Goal of the exercise ->
Copy out the lines that include the word "soju".

=-=-=-=-=

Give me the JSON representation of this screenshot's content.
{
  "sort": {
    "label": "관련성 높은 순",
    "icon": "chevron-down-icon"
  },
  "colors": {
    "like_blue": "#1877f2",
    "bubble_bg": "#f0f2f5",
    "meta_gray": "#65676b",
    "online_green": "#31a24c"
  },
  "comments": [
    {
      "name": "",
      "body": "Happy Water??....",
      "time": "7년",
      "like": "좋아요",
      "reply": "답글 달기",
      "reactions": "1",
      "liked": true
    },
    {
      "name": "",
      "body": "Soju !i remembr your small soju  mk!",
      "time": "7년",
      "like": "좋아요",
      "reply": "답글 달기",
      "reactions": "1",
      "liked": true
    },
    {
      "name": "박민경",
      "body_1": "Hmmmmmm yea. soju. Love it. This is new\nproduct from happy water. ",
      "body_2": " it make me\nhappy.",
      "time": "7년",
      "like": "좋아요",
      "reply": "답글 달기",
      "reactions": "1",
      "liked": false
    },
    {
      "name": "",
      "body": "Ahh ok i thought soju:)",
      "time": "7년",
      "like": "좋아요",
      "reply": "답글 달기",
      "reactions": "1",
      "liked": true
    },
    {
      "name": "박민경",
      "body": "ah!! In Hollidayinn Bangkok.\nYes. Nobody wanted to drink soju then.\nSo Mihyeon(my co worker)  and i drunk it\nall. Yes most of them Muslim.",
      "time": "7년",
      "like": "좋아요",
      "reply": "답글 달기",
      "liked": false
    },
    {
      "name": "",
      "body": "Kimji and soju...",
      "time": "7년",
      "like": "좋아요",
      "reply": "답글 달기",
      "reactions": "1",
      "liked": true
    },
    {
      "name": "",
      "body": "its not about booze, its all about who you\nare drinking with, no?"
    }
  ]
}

=-=-=-=-=

Exercise solution ->
      "body": "Soju !i remembr your small soju  mk!",
      "body_1": "Hmmmmmm yea. soju. Love it. This is new\nproduct from happy water. ",
      "body": "Ahh ok i thought soju:)",
      "body": "ah!! In Hollidayinn Bangkok.\nYes. Nobody wanted to drink soju then.\nSo Mihyeon(my co worker)  and i drunk it\nall. Yes most of them Muslim.",
      "body": "Kimji and soju...",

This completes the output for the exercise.